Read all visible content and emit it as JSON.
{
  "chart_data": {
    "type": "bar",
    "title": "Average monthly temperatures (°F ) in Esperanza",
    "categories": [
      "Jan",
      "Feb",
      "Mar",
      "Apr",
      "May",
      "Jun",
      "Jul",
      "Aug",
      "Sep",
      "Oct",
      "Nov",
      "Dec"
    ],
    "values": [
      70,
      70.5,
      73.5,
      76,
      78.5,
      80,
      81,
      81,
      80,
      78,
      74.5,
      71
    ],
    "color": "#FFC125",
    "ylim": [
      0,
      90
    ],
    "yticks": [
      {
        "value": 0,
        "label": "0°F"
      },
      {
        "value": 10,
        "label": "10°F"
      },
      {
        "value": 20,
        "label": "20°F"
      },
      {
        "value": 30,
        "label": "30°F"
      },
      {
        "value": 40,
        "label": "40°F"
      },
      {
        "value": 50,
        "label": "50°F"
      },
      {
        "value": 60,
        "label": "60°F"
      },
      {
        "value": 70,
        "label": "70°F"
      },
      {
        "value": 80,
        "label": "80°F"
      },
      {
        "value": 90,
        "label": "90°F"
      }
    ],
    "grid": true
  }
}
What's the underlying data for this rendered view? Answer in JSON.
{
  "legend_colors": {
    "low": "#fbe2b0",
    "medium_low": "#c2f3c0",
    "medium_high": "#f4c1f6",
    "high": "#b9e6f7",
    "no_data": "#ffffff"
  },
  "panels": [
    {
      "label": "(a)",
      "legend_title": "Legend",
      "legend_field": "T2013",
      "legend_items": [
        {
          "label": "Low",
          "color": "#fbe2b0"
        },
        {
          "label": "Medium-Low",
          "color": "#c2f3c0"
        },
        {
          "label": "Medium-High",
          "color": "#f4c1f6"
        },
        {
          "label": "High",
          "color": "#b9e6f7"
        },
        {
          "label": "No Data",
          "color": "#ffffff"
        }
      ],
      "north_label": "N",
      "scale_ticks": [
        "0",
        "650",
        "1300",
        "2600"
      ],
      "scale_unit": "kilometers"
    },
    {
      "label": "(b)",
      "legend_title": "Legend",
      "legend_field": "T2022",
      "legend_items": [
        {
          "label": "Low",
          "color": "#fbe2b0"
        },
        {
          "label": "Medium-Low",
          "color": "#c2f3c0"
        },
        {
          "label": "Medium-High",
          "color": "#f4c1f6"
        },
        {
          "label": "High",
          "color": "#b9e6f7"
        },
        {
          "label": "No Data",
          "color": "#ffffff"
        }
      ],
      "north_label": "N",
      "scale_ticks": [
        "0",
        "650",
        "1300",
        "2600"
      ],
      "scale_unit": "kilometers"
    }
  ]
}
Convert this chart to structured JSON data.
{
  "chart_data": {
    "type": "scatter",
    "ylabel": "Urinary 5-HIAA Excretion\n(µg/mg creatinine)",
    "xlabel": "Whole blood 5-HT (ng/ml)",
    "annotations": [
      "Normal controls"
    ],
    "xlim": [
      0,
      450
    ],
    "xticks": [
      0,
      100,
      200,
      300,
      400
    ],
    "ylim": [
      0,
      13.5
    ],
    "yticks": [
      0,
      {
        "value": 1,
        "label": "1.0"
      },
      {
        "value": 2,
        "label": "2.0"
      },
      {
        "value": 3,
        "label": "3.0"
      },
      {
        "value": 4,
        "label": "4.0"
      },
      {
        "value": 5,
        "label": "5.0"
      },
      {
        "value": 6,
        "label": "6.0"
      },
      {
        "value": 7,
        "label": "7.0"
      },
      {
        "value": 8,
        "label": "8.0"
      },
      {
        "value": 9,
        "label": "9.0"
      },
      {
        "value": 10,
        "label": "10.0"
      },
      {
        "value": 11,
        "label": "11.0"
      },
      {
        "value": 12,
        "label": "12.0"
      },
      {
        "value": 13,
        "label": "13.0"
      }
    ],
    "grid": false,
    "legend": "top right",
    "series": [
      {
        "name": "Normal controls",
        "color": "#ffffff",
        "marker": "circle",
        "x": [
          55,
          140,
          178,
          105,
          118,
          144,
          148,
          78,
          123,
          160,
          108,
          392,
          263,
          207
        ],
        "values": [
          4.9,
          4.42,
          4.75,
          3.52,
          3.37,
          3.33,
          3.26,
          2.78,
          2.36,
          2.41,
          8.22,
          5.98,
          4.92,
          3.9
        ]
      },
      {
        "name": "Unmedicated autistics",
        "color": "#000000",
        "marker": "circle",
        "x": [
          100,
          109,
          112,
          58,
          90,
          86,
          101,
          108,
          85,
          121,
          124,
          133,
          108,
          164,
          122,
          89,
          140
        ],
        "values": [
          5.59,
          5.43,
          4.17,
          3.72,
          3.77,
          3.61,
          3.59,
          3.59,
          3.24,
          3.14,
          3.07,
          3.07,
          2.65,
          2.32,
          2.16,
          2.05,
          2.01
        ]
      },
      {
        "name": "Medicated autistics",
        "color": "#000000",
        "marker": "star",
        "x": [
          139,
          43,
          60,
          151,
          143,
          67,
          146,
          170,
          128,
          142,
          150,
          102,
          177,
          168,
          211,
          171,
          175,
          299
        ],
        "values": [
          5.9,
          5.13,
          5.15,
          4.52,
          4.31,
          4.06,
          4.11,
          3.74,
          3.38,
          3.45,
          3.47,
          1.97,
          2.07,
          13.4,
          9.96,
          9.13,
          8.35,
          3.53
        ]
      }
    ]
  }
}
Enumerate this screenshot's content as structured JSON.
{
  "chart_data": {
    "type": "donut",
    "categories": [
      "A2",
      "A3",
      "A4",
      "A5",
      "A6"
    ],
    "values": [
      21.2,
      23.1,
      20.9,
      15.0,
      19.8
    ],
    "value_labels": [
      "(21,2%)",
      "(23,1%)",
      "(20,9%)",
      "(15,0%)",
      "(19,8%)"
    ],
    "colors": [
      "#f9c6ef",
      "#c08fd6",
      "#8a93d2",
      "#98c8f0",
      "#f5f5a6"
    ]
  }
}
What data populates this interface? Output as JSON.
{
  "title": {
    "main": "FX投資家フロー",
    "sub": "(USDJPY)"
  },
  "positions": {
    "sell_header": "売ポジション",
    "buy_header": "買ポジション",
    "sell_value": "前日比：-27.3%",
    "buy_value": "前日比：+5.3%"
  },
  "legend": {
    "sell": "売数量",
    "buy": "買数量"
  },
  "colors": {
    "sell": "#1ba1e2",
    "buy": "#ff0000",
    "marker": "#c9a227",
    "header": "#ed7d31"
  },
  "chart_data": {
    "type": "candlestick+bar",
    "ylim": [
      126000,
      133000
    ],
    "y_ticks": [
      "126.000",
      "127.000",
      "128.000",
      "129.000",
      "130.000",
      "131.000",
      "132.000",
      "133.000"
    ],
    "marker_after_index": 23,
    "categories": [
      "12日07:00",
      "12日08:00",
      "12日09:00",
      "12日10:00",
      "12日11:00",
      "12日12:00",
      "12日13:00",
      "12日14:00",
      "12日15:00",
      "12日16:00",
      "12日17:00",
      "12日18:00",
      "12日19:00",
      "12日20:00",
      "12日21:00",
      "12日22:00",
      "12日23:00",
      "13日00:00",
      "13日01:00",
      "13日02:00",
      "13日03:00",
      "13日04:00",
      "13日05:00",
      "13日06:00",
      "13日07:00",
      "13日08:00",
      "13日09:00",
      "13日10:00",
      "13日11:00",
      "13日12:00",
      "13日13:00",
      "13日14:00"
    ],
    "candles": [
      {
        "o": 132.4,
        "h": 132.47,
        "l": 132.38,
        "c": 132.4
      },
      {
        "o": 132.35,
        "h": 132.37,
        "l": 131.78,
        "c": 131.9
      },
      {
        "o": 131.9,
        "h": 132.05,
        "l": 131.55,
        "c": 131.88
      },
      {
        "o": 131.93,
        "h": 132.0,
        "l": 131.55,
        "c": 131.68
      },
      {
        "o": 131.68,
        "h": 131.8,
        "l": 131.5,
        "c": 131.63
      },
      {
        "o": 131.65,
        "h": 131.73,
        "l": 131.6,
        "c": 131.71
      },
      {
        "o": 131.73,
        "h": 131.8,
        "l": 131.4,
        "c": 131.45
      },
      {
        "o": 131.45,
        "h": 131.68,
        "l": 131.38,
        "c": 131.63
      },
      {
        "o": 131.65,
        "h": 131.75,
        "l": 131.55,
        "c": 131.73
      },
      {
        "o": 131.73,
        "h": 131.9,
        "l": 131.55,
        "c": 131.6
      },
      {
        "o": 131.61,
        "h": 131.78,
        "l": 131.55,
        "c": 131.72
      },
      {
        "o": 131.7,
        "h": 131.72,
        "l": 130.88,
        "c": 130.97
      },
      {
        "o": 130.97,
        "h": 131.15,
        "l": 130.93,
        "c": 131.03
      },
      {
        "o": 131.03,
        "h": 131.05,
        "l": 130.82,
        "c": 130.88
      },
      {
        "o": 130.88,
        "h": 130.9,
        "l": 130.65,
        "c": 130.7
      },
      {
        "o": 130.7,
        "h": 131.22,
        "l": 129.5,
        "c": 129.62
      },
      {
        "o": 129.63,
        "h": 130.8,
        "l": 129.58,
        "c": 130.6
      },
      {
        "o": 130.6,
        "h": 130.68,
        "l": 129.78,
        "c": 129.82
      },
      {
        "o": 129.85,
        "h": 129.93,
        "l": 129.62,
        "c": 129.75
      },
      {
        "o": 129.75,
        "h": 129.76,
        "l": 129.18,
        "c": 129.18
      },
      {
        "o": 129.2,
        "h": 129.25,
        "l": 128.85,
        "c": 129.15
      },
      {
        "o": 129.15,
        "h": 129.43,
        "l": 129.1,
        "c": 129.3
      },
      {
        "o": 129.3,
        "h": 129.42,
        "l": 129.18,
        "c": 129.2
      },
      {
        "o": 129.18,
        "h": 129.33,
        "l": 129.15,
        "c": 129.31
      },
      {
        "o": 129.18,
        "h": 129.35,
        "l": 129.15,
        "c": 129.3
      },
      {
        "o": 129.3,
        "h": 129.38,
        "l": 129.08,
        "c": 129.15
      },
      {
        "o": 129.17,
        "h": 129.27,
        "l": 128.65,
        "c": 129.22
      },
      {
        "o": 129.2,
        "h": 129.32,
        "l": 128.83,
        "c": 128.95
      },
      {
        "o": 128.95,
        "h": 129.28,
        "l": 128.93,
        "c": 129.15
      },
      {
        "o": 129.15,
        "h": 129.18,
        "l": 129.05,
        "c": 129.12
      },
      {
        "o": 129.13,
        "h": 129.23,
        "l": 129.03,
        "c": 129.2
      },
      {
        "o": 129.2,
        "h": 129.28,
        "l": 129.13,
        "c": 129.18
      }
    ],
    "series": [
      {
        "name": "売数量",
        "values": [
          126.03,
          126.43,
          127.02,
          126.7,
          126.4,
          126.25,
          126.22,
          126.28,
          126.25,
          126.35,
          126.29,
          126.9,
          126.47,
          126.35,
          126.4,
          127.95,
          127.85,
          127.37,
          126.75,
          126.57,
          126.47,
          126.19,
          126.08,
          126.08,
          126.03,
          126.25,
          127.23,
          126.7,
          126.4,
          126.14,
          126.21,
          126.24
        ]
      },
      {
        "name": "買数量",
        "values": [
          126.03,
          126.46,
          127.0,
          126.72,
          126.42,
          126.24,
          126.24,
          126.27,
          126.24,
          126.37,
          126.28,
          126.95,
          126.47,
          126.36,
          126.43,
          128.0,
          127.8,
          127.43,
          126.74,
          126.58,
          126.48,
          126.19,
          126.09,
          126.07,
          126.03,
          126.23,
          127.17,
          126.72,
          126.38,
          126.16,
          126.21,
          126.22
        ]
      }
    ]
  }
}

■ **Written task**: From the data above, copy each line where the string "autistics" appears.

■ **Written reply**:
        "name": "Unmedicated autistics",
        "name": "Medicated autistics",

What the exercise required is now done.